== Written problem ==
Of the lines in the listing below, how many hold "anomalies"? Answer with the number only.

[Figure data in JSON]

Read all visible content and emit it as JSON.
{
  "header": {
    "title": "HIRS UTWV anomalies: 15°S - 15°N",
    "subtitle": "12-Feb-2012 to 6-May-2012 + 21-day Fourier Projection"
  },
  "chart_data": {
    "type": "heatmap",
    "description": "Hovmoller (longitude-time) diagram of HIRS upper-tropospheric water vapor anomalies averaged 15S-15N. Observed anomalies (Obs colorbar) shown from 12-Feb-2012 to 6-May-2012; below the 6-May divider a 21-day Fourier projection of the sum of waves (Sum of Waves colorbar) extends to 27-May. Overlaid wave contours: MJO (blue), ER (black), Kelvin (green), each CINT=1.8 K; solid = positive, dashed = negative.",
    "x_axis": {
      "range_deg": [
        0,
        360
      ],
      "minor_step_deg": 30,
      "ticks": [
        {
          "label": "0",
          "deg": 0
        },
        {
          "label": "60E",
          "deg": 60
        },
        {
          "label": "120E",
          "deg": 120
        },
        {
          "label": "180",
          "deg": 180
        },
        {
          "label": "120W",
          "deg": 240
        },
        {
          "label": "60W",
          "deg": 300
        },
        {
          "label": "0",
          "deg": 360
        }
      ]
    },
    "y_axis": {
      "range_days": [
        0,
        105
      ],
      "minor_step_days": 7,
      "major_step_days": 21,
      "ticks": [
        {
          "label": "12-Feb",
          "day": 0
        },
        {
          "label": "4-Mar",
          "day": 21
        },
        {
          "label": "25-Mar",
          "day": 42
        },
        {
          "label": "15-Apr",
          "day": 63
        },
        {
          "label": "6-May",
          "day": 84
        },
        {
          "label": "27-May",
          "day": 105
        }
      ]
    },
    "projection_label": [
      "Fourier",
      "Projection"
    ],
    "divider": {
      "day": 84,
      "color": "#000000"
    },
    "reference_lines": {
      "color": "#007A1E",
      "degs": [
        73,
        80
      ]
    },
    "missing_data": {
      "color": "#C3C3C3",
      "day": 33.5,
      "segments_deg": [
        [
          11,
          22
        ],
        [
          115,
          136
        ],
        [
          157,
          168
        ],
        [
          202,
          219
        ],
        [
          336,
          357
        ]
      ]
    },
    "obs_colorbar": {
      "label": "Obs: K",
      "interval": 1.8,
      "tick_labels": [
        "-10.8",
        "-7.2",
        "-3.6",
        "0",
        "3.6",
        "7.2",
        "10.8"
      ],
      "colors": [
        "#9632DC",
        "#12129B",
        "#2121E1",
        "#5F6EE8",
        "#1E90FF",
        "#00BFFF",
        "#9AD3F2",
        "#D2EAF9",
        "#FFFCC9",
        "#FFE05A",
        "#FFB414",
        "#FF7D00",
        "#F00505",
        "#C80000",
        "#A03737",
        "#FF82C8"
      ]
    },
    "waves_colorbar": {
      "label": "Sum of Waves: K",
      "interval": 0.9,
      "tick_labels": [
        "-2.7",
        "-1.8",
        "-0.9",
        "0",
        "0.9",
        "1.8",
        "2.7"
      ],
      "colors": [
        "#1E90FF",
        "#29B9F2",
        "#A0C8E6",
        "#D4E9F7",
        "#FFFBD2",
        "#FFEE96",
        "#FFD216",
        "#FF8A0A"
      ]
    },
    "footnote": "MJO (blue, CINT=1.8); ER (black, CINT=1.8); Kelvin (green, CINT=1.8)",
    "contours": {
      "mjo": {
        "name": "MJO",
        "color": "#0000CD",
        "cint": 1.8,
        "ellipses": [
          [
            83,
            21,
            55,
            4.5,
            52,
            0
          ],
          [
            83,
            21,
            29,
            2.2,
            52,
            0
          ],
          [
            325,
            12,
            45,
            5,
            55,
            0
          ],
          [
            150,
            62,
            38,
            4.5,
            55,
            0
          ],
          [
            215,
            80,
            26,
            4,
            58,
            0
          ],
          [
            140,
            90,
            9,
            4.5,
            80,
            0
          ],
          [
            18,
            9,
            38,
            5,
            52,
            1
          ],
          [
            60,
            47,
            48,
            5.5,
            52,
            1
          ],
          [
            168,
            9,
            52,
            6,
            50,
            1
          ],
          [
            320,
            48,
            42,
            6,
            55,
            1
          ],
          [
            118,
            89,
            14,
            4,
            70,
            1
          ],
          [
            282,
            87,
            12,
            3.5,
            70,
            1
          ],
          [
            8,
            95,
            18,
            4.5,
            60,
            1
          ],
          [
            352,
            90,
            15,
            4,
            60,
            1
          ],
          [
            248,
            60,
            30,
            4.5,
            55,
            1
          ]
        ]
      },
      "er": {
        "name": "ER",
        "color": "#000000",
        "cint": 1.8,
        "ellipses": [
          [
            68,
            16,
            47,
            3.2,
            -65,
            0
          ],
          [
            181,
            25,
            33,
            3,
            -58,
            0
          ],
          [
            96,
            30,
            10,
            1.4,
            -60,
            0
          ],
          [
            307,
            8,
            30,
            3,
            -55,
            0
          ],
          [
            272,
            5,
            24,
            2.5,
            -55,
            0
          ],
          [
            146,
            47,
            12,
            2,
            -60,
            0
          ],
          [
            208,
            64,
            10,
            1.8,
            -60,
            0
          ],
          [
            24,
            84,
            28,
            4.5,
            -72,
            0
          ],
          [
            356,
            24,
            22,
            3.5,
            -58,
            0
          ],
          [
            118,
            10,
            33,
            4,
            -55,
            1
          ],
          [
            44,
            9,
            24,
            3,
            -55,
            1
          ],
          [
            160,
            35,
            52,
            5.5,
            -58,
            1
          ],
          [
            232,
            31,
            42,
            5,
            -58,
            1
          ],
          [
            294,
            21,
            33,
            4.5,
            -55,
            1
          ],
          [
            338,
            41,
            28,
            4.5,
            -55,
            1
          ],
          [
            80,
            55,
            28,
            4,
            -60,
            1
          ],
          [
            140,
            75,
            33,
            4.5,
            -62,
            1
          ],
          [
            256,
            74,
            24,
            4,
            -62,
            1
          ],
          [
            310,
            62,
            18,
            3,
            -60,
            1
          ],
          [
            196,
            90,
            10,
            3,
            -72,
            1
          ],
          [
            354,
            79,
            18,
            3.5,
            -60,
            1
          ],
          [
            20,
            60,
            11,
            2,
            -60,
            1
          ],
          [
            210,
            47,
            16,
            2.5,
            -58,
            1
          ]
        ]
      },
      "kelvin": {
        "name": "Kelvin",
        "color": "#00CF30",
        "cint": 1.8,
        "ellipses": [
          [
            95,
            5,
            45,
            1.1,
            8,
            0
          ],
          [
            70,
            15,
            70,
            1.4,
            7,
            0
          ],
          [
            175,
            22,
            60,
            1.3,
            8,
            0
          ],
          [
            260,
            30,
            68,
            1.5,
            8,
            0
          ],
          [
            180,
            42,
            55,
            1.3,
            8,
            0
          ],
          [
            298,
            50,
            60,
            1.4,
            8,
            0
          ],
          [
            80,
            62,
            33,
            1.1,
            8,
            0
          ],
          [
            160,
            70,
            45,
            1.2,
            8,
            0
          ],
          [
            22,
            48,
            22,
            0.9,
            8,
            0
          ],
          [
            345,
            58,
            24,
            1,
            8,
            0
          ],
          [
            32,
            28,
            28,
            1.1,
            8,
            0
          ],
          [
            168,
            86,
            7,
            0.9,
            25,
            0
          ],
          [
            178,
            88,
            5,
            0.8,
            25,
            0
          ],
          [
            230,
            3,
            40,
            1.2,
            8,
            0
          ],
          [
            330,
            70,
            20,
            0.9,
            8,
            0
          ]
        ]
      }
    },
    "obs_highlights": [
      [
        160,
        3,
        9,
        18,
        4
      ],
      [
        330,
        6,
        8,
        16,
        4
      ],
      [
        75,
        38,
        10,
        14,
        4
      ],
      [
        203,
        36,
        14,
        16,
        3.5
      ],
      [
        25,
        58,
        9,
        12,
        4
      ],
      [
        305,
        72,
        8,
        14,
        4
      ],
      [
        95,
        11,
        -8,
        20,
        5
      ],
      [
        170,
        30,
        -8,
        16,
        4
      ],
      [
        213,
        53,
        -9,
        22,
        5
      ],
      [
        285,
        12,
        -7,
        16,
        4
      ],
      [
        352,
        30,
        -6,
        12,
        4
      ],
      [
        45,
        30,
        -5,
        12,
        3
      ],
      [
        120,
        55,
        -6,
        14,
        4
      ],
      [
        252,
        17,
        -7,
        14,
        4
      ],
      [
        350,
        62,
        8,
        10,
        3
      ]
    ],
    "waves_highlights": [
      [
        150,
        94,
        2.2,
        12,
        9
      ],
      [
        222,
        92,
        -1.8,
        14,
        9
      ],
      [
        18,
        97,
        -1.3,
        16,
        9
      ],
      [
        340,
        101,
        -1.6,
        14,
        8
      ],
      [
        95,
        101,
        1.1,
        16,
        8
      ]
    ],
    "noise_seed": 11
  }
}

== Output of the task ==
2